Dataset records on visual material
□ □ □ □ □ □ □

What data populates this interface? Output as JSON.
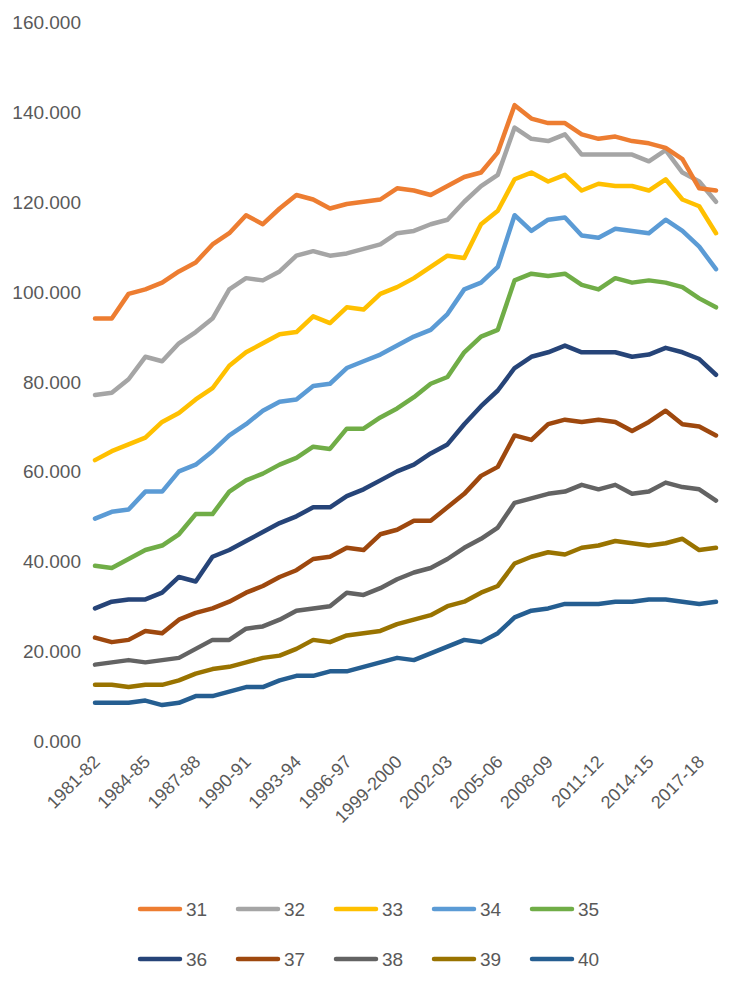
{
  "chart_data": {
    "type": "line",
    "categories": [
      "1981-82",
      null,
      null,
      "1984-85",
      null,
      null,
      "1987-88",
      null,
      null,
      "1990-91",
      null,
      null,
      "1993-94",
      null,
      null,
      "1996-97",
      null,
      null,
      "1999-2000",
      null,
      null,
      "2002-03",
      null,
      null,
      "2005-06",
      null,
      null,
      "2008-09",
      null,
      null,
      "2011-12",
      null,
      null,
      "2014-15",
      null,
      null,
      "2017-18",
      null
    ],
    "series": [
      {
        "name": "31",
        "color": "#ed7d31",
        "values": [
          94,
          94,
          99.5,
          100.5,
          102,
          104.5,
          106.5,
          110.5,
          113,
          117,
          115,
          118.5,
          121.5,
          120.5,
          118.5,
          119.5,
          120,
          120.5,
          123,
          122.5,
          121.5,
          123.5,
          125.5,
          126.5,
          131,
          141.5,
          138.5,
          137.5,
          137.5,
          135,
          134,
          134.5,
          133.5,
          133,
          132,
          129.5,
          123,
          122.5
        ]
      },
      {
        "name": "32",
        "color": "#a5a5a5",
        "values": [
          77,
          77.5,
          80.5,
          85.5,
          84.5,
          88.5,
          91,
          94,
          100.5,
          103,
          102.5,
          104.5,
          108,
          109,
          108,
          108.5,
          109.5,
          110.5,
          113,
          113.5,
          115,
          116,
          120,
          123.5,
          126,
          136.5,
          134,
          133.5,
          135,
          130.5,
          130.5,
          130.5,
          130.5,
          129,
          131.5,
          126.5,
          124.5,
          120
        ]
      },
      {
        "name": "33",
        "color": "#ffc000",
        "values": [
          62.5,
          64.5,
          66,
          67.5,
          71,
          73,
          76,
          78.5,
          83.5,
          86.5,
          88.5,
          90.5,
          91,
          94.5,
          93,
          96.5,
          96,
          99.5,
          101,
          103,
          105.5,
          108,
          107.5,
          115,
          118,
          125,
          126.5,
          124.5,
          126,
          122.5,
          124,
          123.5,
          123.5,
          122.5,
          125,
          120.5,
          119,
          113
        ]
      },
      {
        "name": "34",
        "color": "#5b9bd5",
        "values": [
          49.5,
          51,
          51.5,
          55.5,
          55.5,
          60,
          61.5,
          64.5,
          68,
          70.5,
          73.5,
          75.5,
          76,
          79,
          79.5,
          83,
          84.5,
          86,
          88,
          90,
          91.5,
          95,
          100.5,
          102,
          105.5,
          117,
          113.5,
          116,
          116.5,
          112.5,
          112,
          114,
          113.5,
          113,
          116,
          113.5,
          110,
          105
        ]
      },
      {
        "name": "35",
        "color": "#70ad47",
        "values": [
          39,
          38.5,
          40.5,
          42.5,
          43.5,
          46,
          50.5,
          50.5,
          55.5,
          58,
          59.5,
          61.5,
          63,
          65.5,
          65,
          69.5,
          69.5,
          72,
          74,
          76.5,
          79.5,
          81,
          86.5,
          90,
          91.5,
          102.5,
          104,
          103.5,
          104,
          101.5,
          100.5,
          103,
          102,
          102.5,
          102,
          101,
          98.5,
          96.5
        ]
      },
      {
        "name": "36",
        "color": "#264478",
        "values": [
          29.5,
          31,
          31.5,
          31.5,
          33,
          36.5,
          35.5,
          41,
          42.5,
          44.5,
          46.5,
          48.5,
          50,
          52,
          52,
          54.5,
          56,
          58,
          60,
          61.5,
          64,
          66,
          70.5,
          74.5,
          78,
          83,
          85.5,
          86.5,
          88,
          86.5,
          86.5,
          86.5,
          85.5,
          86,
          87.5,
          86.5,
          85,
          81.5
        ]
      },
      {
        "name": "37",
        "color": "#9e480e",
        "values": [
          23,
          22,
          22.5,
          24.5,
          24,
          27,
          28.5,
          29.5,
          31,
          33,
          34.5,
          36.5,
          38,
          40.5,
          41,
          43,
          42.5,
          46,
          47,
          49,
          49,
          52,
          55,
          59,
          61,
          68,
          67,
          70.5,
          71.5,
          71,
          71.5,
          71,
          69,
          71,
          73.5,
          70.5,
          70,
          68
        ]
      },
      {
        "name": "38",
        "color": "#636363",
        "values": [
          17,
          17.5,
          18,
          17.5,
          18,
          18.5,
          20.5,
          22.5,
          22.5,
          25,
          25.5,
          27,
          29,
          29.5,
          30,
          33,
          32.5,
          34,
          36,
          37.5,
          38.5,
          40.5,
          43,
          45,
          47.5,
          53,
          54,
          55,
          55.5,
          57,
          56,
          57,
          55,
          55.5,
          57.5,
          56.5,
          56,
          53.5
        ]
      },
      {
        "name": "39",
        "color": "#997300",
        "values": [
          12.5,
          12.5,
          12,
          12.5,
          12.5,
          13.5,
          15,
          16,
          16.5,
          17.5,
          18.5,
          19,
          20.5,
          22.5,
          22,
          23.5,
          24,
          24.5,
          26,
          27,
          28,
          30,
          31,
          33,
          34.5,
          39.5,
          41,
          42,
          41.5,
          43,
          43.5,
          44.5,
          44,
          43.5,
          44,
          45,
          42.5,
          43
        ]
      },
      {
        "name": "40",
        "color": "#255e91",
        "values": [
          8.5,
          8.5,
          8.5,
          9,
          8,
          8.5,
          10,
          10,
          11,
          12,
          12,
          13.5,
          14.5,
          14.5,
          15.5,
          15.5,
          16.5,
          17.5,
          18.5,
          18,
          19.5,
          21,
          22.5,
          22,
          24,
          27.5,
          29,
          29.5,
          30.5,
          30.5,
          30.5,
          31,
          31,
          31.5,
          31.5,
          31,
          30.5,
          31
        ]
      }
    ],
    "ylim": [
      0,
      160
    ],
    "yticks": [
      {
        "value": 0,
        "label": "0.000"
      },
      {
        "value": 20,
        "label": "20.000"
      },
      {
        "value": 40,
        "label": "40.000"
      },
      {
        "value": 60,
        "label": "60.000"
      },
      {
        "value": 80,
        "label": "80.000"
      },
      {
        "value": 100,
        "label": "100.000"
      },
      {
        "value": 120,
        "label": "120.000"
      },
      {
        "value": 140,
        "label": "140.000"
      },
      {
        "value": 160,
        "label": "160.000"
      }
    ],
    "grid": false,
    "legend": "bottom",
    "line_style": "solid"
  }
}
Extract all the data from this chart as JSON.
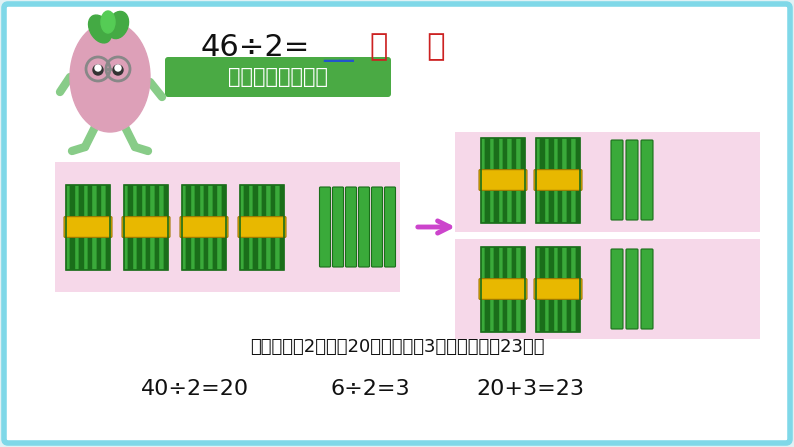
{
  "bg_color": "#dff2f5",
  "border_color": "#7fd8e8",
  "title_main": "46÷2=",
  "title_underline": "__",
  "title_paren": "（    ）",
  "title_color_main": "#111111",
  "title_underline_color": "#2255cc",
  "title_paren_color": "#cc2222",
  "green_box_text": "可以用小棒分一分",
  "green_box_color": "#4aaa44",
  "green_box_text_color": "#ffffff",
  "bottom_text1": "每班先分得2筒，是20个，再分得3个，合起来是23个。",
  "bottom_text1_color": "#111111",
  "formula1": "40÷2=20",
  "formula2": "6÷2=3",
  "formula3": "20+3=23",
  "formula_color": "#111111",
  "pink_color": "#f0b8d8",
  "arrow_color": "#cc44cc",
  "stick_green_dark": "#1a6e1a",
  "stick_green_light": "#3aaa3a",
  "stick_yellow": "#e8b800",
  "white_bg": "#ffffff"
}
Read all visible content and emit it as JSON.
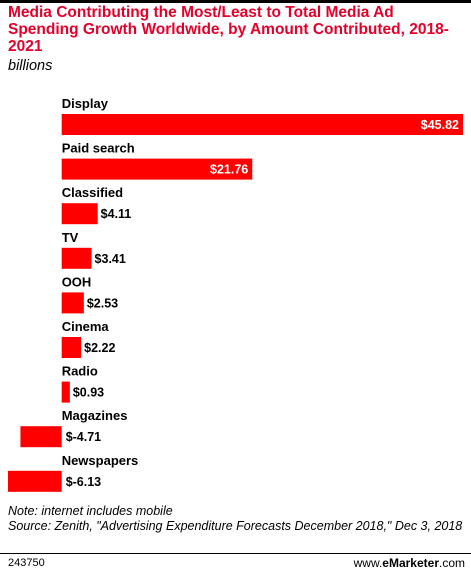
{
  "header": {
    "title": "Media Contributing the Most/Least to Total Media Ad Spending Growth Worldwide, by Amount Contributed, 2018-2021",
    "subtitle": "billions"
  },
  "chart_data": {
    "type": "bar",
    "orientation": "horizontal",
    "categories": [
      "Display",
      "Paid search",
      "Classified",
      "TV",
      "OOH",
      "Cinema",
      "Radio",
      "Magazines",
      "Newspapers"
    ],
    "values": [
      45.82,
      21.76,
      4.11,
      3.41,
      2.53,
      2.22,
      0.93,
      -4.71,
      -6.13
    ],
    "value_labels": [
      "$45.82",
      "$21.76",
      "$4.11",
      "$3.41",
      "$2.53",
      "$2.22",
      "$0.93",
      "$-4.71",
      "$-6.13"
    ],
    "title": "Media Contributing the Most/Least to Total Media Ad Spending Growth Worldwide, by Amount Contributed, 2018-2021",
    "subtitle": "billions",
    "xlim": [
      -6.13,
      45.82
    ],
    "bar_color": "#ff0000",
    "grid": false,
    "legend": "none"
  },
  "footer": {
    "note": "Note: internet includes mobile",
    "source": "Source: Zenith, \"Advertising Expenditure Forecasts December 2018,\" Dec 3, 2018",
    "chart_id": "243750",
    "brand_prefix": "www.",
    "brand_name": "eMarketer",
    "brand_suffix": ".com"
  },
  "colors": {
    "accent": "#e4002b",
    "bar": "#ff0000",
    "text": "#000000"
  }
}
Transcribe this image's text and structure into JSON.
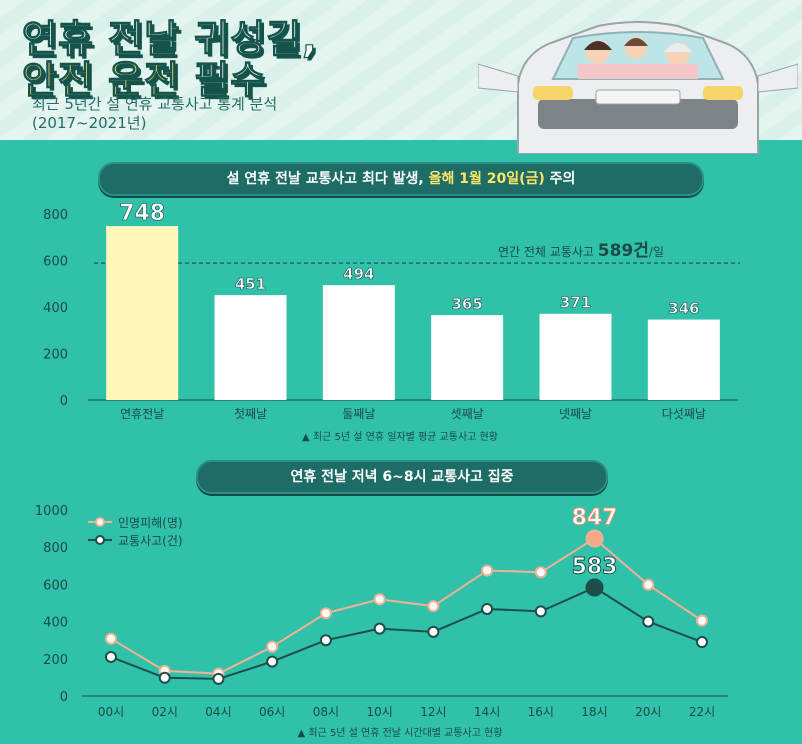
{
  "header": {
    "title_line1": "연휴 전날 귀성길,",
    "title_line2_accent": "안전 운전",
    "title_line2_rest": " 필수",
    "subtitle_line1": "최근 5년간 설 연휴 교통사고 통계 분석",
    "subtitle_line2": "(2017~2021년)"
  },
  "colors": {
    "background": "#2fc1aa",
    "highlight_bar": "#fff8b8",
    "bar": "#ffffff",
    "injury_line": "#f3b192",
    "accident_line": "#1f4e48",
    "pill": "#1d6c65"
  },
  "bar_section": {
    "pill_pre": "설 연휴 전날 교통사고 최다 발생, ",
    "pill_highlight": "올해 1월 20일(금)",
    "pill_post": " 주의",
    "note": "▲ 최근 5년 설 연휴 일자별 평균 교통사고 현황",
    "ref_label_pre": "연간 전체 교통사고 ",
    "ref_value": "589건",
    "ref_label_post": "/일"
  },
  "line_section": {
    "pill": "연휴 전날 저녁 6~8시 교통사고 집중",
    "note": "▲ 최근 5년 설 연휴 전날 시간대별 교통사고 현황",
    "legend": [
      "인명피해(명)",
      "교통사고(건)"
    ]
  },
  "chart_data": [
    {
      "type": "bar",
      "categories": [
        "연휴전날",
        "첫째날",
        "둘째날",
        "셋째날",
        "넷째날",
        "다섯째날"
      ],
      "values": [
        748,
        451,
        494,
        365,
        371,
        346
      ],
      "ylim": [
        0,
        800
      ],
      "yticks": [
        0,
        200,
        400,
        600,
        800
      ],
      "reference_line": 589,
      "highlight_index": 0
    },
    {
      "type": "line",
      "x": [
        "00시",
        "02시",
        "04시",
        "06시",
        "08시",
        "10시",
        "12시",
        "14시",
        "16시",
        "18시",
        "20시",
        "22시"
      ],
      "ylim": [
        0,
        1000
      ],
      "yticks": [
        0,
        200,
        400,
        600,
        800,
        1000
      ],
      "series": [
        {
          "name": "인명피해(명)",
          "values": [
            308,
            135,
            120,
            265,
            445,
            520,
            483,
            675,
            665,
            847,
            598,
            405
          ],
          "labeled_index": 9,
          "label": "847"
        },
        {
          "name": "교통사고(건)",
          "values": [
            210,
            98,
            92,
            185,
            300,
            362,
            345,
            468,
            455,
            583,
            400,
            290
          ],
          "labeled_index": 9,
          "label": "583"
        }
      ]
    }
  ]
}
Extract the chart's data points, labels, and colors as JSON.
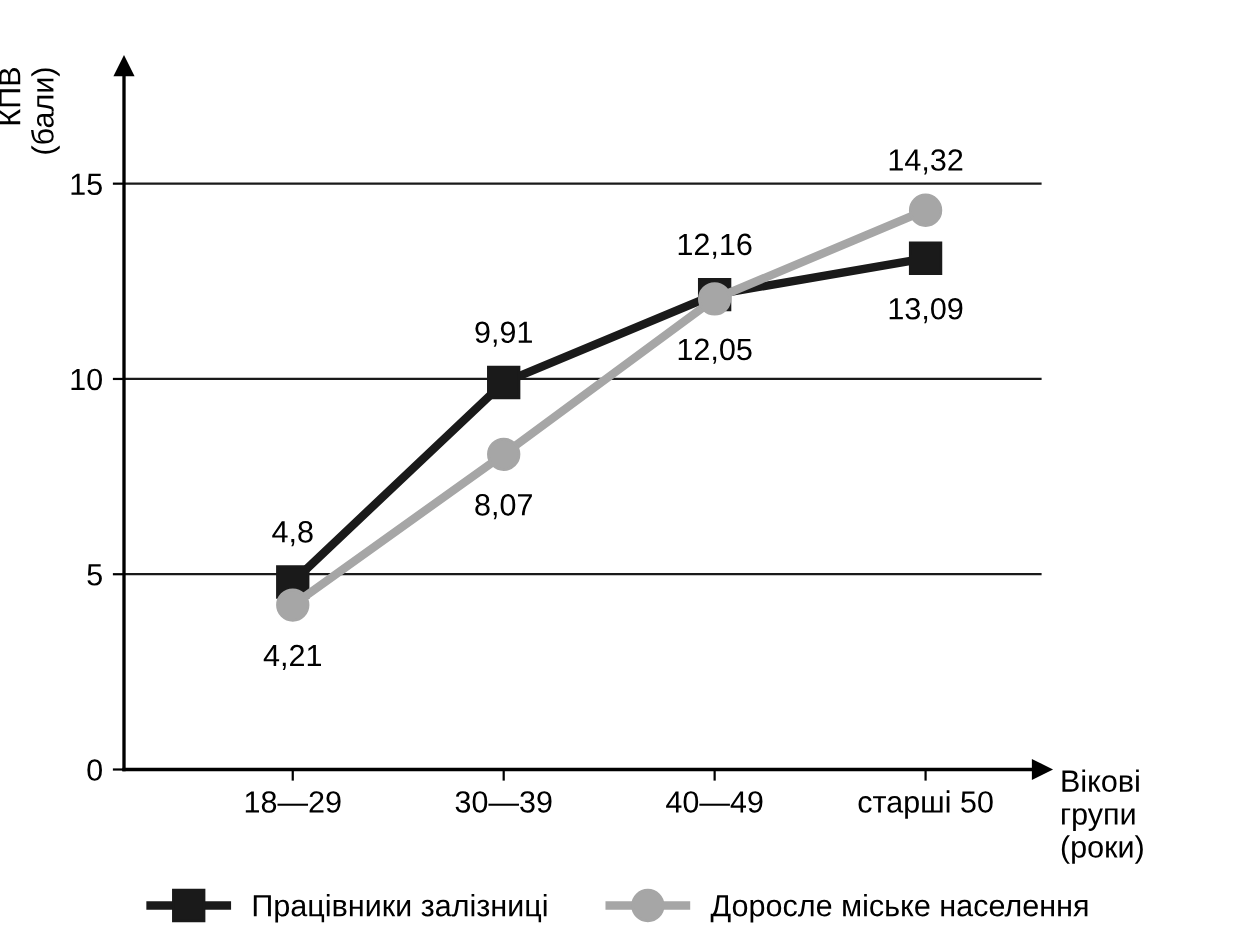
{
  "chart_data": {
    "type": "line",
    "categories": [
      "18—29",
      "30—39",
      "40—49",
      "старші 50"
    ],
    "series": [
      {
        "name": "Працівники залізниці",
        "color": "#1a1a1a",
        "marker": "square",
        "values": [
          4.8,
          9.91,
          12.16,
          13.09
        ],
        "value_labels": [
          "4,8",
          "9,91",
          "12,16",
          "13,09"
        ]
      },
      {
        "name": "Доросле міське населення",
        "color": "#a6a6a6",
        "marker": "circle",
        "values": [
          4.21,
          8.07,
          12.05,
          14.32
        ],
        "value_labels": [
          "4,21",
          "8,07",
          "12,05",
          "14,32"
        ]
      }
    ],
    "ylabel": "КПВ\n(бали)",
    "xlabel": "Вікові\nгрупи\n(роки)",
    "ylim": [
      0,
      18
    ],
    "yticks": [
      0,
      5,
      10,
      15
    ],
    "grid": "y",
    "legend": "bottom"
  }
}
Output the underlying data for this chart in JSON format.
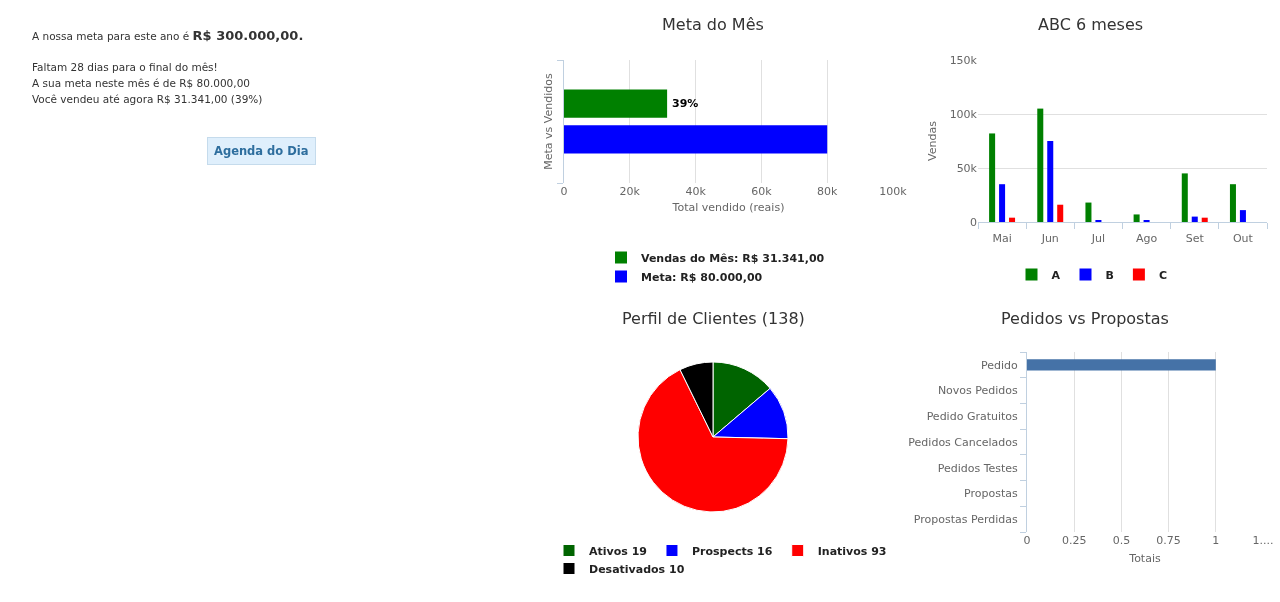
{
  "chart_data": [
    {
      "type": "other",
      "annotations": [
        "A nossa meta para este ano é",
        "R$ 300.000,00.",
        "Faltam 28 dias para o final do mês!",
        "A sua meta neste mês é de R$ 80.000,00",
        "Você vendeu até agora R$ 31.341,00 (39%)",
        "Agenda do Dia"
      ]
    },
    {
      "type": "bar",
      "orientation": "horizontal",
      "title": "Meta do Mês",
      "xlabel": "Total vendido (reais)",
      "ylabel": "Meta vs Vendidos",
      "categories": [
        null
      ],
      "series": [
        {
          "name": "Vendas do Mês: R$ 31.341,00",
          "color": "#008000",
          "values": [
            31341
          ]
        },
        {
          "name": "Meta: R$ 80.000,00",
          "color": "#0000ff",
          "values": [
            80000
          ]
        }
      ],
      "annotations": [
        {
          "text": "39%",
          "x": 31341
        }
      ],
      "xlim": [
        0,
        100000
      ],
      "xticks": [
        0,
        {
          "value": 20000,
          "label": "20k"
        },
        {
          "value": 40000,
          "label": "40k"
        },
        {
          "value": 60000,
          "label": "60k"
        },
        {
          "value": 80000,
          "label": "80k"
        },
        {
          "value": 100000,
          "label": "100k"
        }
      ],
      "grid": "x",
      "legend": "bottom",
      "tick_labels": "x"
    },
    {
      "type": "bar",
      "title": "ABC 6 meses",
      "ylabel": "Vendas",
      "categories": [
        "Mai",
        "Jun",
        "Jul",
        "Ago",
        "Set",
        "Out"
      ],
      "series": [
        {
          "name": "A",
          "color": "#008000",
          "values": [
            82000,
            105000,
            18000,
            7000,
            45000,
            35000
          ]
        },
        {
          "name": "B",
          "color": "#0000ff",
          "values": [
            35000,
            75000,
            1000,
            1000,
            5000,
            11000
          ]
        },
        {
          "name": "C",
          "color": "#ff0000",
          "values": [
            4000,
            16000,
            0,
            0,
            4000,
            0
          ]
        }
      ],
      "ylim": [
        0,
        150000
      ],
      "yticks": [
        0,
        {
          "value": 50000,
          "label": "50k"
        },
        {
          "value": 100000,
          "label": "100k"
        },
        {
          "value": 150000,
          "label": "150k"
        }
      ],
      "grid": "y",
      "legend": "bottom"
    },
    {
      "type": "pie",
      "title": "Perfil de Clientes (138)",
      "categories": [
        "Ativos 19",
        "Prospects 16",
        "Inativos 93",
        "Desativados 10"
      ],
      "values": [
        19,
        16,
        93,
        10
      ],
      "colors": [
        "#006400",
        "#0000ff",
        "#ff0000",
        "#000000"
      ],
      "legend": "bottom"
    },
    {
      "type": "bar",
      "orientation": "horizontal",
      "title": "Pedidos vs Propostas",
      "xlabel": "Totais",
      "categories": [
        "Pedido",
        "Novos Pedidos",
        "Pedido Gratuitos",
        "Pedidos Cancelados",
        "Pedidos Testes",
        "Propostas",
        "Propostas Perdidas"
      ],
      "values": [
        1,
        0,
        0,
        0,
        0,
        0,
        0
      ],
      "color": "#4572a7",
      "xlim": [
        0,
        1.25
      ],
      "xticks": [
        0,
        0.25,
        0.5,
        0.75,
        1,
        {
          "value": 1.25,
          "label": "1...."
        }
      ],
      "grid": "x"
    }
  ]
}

□ □ □ □ □ □ □

§ Task goal
Find the string "교통사고" in the records, then copy each line where it occurs.

§ Task answer
    "subtitle_line1": "최근 5년간 설 연휴 교통사고 통계 분석",
    "pill_pre": "설 연휴 전날 교통사고 최다 발생, ",
    "note": "▲ 최근 5년 설 연휴 일자별 평균 교통사고 현황",
    "ref_label_pre": "연간 전체 교통사고 ",
    "pill": "연휴 전날 저녁 6~8시 교통사고 집중",
    "note": "▲ 최근 5년 설 연휴 전날 시간대별 교통사고 현황",
      "교통사고(건)"
          "name": "교통사고(건)",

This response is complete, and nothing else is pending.